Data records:
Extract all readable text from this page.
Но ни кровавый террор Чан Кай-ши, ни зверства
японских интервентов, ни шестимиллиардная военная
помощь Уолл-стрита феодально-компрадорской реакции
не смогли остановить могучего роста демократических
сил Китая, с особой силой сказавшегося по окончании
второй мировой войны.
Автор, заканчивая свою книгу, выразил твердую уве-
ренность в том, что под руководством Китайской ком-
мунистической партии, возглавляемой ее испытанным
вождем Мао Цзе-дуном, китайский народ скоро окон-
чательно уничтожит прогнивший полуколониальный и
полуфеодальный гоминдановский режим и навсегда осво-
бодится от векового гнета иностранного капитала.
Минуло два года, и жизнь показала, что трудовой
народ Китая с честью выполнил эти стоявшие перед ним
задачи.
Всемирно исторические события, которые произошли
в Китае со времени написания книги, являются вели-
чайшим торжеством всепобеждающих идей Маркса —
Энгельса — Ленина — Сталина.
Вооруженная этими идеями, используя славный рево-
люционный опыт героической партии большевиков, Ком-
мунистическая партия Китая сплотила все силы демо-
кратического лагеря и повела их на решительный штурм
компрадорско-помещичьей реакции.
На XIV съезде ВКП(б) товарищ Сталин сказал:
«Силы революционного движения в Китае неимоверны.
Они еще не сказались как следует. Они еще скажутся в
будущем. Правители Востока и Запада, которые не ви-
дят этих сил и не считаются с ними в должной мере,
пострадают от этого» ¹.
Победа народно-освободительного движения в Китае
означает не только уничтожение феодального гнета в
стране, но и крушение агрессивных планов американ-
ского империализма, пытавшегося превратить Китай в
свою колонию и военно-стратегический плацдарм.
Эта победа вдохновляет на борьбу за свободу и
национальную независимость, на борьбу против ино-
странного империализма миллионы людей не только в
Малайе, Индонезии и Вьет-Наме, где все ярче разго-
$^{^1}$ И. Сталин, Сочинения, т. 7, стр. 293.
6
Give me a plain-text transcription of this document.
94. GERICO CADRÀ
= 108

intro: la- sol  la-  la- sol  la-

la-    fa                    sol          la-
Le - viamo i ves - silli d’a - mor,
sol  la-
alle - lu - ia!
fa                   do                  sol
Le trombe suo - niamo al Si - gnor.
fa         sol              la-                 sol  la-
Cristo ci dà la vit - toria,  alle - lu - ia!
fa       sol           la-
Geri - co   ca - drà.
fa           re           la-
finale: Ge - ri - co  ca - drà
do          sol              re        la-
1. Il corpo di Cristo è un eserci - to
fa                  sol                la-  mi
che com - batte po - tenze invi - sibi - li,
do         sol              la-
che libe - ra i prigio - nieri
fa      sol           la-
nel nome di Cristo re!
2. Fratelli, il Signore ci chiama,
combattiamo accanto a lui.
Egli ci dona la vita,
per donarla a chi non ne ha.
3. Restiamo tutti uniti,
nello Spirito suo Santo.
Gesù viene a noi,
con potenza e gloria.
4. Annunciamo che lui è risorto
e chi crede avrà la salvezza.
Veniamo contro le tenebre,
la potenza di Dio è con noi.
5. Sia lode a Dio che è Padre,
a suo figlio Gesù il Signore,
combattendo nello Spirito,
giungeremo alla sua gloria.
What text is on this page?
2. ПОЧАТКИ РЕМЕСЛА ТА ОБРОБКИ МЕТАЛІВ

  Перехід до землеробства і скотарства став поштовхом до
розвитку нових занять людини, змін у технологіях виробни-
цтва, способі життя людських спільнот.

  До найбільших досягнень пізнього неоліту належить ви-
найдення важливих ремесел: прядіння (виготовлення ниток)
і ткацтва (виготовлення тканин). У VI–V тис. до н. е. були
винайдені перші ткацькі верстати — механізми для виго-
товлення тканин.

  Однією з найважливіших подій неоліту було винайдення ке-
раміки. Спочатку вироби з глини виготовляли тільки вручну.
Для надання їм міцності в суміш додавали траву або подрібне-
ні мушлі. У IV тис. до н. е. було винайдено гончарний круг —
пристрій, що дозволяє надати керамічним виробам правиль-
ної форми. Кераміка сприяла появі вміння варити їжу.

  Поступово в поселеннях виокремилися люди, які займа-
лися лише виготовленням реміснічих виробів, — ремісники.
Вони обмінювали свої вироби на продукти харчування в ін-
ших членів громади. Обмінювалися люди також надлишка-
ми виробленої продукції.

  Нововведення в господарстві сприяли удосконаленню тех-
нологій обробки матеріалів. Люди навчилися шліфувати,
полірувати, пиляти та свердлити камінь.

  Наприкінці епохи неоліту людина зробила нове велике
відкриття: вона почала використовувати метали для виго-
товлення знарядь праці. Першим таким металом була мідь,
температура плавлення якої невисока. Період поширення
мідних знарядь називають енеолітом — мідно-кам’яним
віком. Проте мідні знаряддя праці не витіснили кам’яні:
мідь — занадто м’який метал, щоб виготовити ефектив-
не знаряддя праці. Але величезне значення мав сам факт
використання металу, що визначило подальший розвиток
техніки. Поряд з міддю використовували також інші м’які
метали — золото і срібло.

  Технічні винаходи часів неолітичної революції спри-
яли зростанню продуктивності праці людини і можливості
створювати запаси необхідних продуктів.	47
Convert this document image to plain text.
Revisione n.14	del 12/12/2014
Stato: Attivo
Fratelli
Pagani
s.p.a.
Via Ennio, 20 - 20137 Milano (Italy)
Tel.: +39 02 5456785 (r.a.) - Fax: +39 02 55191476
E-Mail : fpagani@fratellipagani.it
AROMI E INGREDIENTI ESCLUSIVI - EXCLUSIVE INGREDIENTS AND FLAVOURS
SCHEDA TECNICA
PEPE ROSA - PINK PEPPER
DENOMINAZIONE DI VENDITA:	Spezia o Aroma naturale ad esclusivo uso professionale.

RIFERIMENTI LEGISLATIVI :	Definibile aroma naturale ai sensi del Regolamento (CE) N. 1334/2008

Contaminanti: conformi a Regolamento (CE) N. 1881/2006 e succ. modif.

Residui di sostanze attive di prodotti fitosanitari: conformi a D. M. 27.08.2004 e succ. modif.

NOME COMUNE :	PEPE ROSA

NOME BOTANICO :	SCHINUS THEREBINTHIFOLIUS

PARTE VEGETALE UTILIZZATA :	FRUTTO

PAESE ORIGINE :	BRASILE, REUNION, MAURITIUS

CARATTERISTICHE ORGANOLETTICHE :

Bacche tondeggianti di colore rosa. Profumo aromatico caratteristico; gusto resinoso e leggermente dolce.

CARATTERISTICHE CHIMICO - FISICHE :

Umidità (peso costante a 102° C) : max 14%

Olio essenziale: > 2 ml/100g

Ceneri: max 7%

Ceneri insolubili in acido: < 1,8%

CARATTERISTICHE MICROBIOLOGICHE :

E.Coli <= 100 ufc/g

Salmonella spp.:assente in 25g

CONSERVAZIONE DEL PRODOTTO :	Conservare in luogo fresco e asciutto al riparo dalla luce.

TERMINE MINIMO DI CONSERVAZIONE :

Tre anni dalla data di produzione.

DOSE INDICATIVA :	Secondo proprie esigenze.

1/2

## Written request
Read through the lines above and collect those that contain the string "которые".

## Task answer
Всемирно исторические события, которые произошли
будущем. Правители Востока и Запада, которые не ви-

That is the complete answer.